EXERCISE REQUIREMENTS: Each record that follows is to be duplicated exactly, though its pictures are not.

AVAILABLE DATA:
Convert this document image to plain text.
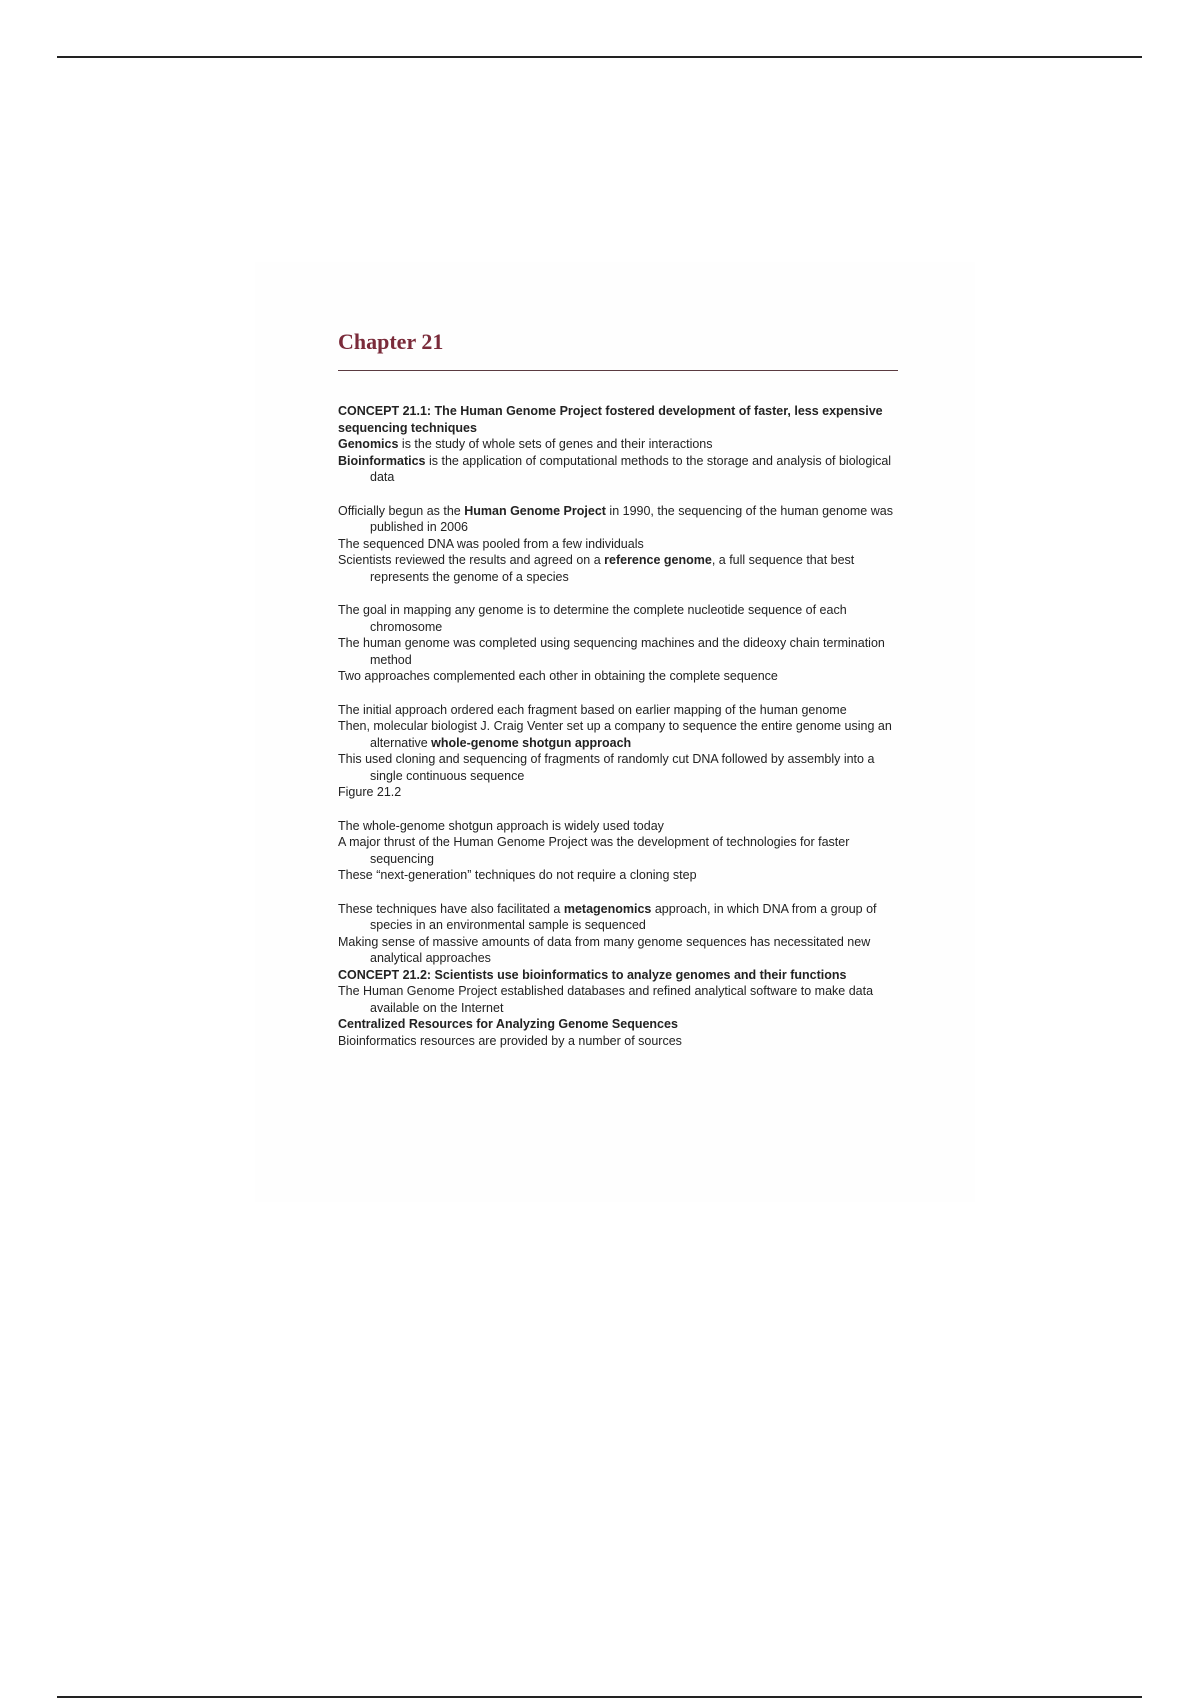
Chapter 21

CONCEPT 21.1: The Human Genome Project fostered development of faster, less expensive sequencing techniques

Genomics is the study of whole sets of genes and their interactions

Bioinformatics is the application of computational methods to the storage and analysis of biological data

Officially begun as the Human Genome Project in 1990, the sequencing of the human genome was published in 2006

The sequenced DNA was pooled from a few individuals

Scientists reviewed the results and agreed on a reference genome, a full sequence that best represents the genome of a species

The goal in mapping any genome is to determine the complete nucleotide sequence of each chromosome

The human genome was completed using sequencing machines and the dideoxy chain termination method

Two approaches complemented each other in obtaining the complete sequence

The initial approach ordered each fragment based on earlier mapping of the human genome

Then, molecular biologist J. Craig Venter set up a company to sequence the entire genome using an alternative whole-genome shotgun approach

This used cloning and sequencing of fragments of randomly cut DNA followed by assembly into a single continuous sequence

Figure 21.2

The whole-genome shotgun approach is widely used today

A major thrust of the Human Genome Project was the development of technologies for faster sequencing

These “next-generation” techniques do not require a cloning step

These techniques have also facilitated a metagenomics approach, in which DNA from a group of species in an environmental sample is sequenced

Making sense of massive amounts of data from many genome sequences has necessitated new analytical approaches

CONCEPT 21.2: Scientists use bioinformatics to analyze genomes and their functions

The Human Genome Project established databases and refined analytical software to make data available on the Internet

Centralized Resources for Analyzing Genome Sequences

Bioinformatics resources are provided by a number of sources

ANSWER:
Convert this document image to plain text.
Chapter 21

CONCEPT 21.1: The Human Genome Project fostered development of faster, less expensive sequencing techniques

Genomics is the study of whole sets of genes and their interactions

Bioinformatics is the application of computational methods to the storage and analysis of biological data

Officially begun as the Human Genome Project in 1990, the sequencing of the human genome was published in 2006

The sequenced DNA was pooled from a few individuals

Scientists reviewed the results and agreed on a reference genome, a full sequence that best represents the genome of a species

The goal in mapping any genome is to determine the complete nucleotide sequence of each chromosome

The human genome was completed using sequencing machines and the dideoxy chain termination method

Two approaches complemented each other in obtaining the complete sequence

The initial approach ordered each fragment based on earlier mapping of the human genome

Then, molecular biologist J. Craig Venter set up a company to sequence the entire genome using an alternative whole-genome shotgun approach

This used cloning and sequencing of fragments of randomly cut DNA followed by assembly into a single continuous sequence

Figure 21.2

The whole-genome shotgun approach is widely used today

A major thrust of the Human Genome Project was the development of technologies for faster sequencing

These “next-generation” techniques do not require a cloning step

These techniques have also facilitated a metagenomics approach, in which DNA from a group of species in an environmental sample is sequenced

Making sense of massive amounts of data from many genome sequences has necessitated new analytical approaches

CONCEPT 21.2: Scientists use bioinformatics to analyze genomes and their functions

The Human Genome Project established databases and refined analytical software to make data available on the Internet

Centralized Resources for Analyzing Genome Sequences

Bioinformatics resources are provided by a number of sources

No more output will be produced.